List each line of the data that holds the word "name".

§ §

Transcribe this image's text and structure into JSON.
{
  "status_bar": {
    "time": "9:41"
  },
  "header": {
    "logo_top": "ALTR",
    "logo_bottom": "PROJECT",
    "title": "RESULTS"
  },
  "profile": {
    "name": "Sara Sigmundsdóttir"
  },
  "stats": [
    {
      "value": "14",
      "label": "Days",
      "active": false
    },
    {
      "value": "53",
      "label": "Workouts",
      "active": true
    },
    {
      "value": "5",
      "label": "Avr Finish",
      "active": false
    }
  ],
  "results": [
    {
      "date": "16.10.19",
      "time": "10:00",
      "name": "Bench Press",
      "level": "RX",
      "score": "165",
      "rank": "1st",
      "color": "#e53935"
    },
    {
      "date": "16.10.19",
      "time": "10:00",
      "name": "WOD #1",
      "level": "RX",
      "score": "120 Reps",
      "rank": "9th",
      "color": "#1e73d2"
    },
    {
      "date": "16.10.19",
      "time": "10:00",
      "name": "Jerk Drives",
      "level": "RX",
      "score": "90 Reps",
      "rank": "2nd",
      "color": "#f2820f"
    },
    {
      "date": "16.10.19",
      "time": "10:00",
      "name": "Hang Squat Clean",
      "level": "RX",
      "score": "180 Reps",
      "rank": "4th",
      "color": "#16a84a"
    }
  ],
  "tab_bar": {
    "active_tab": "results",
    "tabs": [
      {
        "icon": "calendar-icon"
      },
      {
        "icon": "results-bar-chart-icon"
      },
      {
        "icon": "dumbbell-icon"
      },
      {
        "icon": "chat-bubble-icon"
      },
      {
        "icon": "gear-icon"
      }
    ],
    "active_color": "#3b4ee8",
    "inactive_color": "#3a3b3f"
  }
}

§ §

→ Complete response
    "name": "Sara Sigmundsdóttir"
      "name": "Bench Press",
      "name": "WOD #1",
      "name": "Jerk Drives",
      "name": "Hang Squat Clean",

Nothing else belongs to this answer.